Aim of the task - Copy out every line in which the string "JSON" occurs.

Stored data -
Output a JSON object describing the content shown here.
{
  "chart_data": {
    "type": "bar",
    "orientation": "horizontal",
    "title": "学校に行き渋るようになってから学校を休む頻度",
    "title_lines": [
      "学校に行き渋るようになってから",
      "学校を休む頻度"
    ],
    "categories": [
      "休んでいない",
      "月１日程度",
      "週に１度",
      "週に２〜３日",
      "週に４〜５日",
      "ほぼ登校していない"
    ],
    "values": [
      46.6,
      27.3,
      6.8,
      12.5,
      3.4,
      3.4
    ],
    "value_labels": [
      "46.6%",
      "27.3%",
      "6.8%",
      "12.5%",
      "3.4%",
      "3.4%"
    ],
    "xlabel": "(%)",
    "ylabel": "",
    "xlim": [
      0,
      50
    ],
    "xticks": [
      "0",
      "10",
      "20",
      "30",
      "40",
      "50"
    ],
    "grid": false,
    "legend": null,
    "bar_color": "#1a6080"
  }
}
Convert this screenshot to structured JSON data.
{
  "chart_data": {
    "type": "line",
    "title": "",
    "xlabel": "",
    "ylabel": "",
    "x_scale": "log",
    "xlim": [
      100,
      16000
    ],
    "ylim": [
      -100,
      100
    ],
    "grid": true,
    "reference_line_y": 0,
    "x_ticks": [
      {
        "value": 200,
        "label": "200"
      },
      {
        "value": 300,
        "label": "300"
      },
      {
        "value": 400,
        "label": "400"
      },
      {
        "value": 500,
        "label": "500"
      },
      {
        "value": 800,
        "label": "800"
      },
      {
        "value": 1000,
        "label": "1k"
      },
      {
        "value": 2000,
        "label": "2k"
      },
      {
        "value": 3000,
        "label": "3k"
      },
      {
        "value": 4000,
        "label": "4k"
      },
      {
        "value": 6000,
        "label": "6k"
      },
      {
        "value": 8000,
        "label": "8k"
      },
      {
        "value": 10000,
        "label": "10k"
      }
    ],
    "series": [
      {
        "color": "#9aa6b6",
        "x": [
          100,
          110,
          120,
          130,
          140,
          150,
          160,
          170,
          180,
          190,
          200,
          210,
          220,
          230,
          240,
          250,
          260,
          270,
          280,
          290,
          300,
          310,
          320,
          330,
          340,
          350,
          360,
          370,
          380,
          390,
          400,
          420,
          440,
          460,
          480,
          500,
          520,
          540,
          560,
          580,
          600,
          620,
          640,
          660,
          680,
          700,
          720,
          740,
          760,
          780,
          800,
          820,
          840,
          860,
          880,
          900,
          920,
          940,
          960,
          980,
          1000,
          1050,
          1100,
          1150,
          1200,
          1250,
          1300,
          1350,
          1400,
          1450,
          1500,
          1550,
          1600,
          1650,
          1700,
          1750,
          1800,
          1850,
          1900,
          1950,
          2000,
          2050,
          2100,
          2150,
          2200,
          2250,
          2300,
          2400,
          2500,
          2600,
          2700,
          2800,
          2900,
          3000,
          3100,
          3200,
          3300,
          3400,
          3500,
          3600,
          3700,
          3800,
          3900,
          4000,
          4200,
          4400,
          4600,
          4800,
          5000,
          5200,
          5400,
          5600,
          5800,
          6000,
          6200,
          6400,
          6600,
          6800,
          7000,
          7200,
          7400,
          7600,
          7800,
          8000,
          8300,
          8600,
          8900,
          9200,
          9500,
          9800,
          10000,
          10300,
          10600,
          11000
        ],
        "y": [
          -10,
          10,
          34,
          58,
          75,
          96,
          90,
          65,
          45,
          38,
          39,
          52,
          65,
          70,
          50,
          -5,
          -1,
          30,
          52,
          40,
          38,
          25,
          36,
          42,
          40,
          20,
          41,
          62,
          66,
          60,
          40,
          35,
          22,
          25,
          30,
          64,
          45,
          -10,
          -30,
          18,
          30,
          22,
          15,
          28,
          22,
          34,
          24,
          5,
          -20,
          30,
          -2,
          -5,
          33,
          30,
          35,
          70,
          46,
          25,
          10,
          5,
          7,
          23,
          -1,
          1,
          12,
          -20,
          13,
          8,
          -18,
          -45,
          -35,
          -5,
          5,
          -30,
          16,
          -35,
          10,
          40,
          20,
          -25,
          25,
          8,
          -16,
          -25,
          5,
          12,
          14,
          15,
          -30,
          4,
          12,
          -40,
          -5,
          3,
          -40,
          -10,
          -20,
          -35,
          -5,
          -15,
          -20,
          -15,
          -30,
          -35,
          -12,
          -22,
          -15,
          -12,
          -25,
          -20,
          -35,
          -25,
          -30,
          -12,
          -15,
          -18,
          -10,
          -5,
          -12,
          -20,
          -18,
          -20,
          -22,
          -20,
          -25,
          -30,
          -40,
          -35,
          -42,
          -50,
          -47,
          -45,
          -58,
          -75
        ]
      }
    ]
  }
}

Written reply -
Output a JSON object describing the content shown here.
Convert this screenshot to structured JSON data.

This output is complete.